Purgatorio, nel girone dei golosi: in compagnia di Dante

In questi nostri tempi di partiti e partitini anche in campo alimentare (vegetariani, vegani, crudisti, sussisti, no-carb, ecc.) Tugnazz ed io, franchi bevitori, ci attestiamo sui classici. Abbiamo quindi riletto i canti XXIII e XXIV della Divina Commedia dove Dante pone numerosi golosi: in Purgatorio, mica all’Inferno, essendo evidenti le attenuanti generiche prevalenti sulle aggravanti.

• [Righe mostrate]
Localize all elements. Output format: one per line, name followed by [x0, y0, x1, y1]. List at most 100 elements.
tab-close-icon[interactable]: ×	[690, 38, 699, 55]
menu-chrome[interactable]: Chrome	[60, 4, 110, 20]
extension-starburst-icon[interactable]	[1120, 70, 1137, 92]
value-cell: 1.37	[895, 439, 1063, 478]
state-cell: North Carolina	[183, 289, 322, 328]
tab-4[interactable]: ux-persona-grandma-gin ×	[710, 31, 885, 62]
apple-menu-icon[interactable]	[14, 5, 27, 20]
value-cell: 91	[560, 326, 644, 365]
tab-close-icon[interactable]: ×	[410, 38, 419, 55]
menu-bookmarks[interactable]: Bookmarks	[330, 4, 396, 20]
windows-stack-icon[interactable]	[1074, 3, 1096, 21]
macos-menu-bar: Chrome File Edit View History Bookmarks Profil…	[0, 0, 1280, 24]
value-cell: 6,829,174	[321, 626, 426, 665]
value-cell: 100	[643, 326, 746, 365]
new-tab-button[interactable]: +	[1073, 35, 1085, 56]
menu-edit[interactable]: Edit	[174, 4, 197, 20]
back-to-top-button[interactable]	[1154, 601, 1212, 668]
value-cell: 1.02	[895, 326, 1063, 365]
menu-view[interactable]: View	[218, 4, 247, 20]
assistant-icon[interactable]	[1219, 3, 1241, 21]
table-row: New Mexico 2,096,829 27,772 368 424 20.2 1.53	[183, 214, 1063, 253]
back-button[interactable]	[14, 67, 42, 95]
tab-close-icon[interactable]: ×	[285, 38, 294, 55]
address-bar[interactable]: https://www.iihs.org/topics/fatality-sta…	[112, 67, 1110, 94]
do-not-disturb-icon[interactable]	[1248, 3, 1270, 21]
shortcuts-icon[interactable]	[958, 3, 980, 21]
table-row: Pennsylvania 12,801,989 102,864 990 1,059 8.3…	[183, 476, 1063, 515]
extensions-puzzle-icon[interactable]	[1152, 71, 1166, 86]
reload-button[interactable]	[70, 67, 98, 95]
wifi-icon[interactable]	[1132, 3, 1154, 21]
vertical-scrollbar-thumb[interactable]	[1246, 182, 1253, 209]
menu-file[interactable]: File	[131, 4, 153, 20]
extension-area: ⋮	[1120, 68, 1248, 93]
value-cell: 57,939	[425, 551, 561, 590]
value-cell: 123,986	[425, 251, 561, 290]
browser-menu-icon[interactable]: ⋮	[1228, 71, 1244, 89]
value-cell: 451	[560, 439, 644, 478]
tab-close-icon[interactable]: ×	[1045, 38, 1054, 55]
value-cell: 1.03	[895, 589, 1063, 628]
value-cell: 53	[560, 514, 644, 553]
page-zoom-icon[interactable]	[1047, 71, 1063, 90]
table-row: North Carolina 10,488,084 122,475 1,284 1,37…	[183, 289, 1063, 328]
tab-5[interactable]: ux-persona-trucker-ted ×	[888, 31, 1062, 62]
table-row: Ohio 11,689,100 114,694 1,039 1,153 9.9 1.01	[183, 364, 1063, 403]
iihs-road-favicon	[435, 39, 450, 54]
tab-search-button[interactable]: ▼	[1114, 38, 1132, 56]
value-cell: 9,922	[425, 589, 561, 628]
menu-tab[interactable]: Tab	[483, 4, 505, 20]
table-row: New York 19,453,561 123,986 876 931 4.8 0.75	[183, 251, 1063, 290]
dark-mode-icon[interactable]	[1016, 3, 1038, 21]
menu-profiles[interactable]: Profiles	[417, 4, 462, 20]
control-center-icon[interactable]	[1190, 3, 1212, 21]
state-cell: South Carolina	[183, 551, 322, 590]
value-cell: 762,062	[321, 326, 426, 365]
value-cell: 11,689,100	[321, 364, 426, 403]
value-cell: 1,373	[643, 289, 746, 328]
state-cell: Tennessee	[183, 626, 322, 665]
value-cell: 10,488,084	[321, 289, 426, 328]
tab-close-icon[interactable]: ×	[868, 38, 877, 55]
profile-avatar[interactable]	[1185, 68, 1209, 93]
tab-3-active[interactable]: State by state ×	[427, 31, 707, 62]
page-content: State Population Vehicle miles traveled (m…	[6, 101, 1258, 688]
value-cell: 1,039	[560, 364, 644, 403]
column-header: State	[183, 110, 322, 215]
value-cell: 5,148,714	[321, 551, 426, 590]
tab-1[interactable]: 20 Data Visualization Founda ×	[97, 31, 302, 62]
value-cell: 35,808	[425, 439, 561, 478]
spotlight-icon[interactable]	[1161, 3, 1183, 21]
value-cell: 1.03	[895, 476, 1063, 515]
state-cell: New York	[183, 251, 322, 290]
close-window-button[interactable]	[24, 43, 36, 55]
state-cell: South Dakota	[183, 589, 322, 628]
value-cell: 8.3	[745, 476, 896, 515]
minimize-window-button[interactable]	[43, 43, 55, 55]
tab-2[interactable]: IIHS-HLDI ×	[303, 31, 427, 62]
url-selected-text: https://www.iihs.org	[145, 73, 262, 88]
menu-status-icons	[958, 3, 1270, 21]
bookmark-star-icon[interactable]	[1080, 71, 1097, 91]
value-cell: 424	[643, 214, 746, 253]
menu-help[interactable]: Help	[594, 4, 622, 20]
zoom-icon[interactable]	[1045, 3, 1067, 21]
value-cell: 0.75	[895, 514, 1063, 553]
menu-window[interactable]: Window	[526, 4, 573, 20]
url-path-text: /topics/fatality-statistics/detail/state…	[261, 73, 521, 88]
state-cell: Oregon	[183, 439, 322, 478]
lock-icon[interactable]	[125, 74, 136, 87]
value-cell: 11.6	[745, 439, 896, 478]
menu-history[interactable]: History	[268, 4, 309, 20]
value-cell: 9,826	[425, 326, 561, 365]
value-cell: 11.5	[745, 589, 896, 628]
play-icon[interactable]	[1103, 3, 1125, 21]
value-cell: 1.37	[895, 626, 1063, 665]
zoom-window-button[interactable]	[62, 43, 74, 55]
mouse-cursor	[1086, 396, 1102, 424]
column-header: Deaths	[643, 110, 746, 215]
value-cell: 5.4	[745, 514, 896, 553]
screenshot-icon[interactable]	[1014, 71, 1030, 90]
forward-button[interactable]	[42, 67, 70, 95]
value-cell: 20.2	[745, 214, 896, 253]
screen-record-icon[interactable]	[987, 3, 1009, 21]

• [Esercizi]
**a.** Indica se ciascuna affermazione concorda con il brano sui golosi, riportando tra virgolette le parole che lo stabiliscono: (i) Dante colloca i golosi all'Inferno; (ii) Tugnazz e chi scrive si definiscono franchi bevitori; (iii) sono stati riletti i canti XXIII e XXIV della Divina Commedia.
**b.** Rispondi brevemente a queste domande sul brano sui golosi, una per riga:
(i) Su che cosa si attestano Tugnazz e chi scrive?
(ii) Quali canti della Divina Commedia hanno riletto?
(iii) In quale regno Dante pone i golosi?
**c.** Trascrivi esattamente la parte del brano sui golosi che si apre con le parole contenenti "In questi nostri" e si chiude con "prevalenti sulle aggravanti.".
Per rispondere basati soltanto sul brano sui golosi.

• [Esercizi svolti]
**a.**
(i) No: "in Purgatorio, mica all’Inferno".
(ii) Sì: "Tugnazz ed io, franchi bevitori".
(iii) Sì: "Abbiamo quindi riletto i canti XXIII e XXIV della Divina Commedia".

**b.**
(i) Sui classici.
(ii) I canti XXIII e XXIV.
(iii) Nel Purgatorio.

**c.**
In questi nostri tempi di partiti e partitini anche in campo alimentare (vegetariani, vegani, crudisti, sussisti, no-carb, ecc.) Tugnazz ed io, franchi bevitori, ci attestiamo sui classici. Abbiamo quindi riletto i canti XXIII e XXIV della Divina Commedia dove Dante pone numerosi golosi: in Purgatorio, mica all’Inferno, essendo evidenti le attenuanti generiche prevalenti sulle aggravanti.